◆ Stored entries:
----------
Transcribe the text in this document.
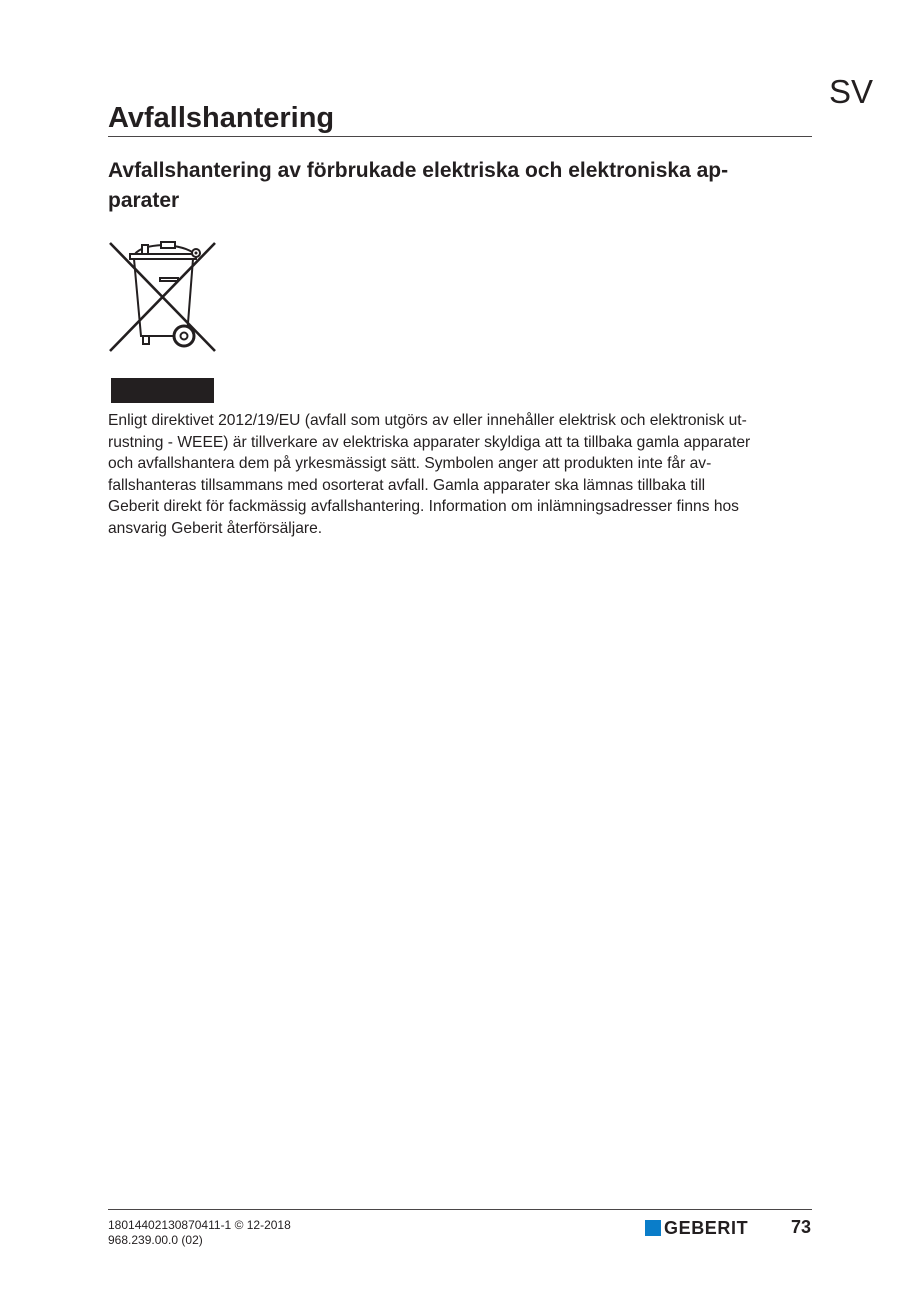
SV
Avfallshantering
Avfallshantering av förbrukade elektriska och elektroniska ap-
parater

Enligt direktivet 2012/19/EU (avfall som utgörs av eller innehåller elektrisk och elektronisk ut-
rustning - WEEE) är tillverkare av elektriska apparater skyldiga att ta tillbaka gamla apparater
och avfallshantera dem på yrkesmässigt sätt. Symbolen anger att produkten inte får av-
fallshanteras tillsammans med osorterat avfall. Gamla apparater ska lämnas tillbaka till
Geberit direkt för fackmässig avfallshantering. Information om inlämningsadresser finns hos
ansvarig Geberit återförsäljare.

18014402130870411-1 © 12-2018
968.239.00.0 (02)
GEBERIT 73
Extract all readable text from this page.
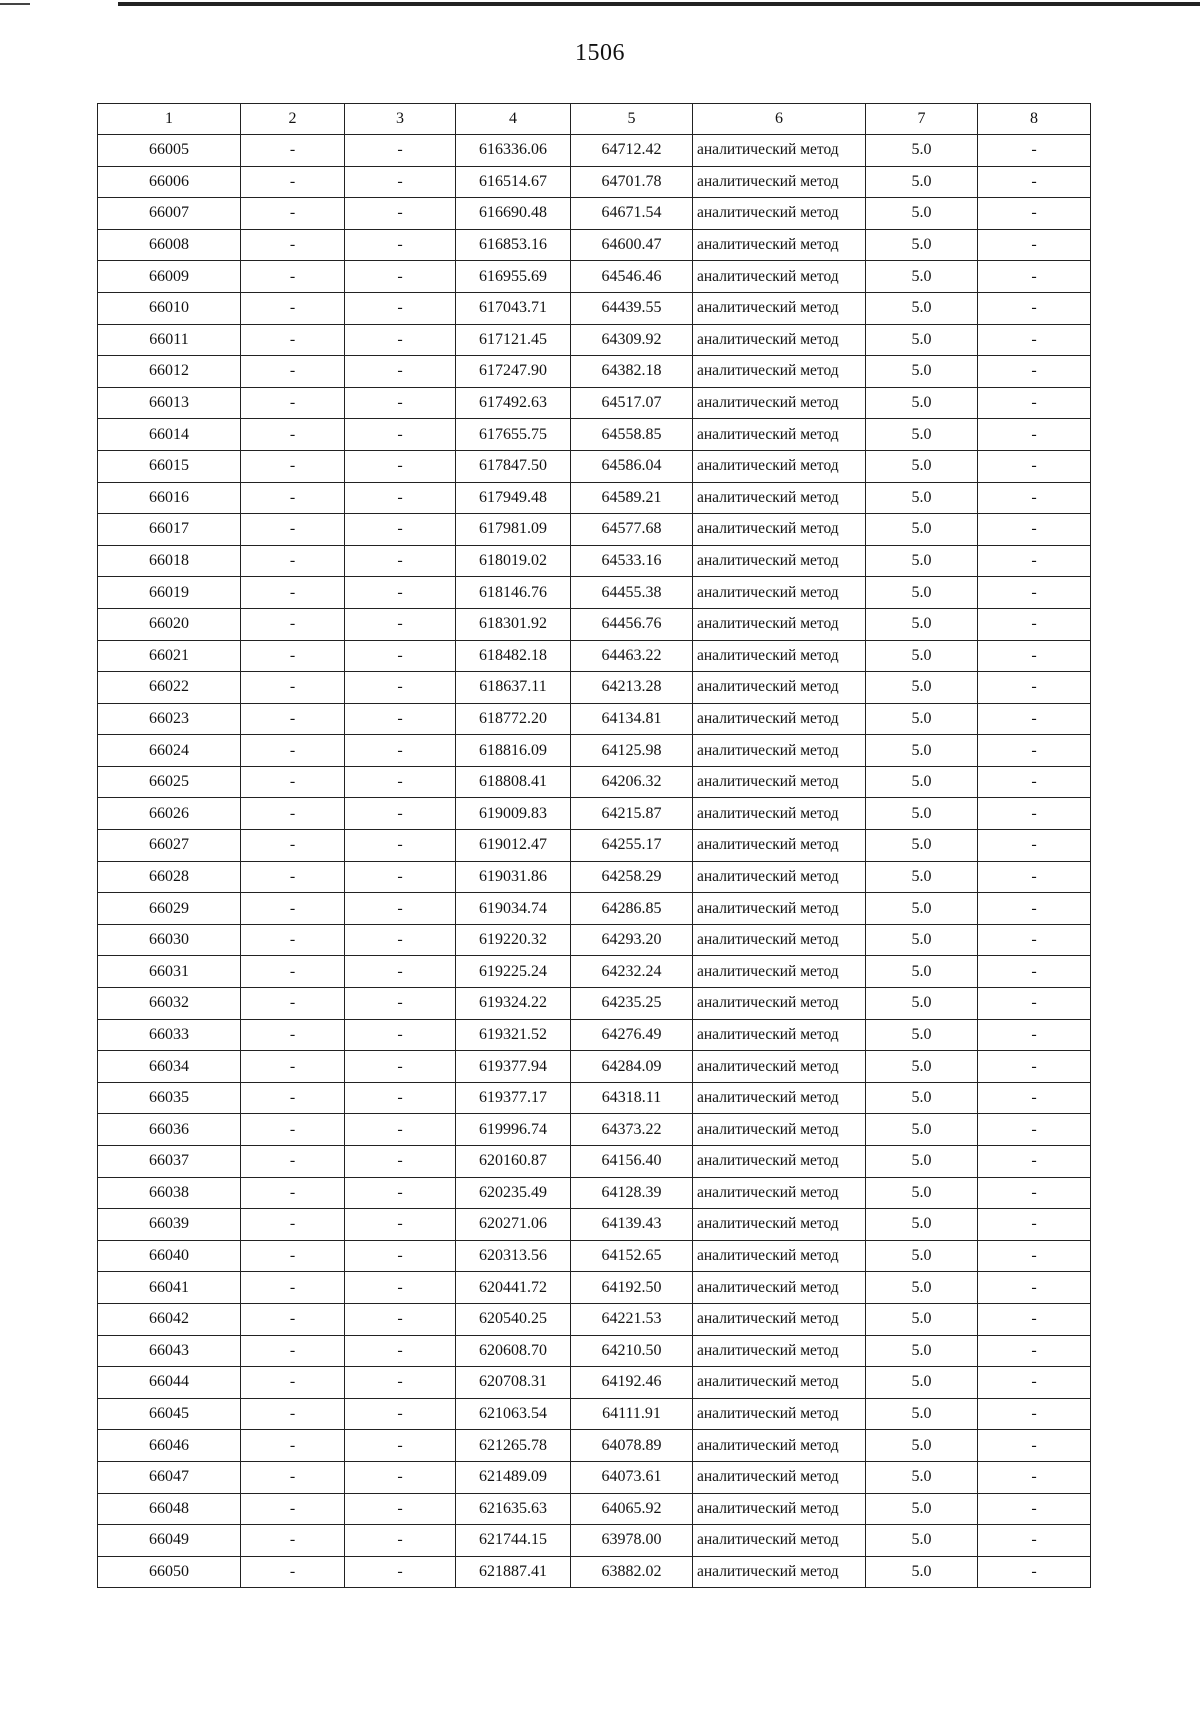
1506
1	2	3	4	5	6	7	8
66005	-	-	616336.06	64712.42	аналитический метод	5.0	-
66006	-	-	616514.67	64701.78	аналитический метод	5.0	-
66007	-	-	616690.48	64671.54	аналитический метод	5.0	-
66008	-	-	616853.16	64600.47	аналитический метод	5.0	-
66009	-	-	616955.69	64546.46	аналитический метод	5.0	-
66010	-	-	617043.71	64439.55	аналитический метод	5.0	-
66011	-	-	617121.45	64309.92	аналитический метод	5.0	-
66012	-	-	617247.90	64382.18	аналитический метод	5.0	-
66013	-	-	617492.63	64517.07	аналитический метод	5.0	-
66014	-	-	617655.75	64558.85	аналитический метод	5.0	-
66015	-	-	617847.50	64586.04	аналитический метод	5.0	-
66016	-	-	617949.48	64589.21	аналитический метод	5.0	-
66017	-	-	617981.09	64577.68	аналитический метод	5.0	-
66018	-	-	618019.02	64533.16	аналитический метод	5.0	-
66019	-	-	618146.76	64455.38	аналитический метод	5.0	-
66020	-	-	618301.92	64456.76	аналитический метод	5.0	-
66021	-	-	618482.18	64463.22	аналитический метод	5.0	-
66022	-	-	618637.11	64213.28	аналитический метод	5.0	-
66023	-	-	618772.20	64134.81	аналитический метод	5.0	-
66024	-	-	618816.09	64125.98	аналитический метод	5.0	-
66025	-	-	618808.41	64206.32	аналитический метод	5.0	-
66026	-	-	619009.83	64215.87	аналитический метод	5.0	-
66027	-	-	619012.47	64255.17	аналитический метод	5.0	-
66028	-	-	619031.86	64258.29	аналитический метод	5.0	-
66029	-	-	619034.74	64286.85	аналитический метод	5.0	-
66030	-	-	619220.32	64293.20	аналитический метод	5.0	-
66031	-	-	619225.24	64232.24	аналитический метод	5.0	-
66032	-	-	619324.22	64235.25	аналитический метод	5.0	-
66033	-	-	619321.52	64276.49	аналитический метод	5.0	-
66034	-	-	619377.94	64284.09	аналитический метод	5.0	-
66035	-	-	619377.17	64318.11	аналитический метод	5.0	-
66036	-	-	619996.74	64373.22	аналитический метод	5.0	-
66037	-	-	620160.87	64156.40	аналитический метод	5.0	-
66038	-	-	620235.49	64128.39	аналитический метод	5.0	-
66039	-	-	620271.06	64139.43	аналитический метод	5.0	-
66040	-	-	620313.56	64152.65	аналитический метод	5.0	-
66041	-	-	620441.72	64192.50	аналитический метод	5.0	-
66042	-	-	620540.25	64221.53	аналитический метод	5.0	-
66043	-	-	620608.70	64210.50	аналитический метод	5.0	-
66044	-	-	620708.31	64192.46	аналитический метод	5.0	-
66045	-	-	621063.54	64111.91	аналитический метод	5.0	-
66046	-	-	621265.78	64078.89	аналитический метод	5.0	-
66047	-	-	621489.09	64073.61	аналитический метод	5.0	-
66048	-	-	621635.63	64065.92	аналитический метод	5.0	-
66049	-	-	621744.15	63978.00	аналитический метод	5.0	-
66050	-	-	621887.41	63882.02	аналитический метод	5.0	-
----------
From the listing, copy each line containing the word "apparater".

rustning - WEEE) är tillverkare av elektriska apparater skyldiga att ta tillbaka gamla apparater
fallshanteras tillsammans med osorterat avfall. Gamla apparater ska lämnas tillbaka till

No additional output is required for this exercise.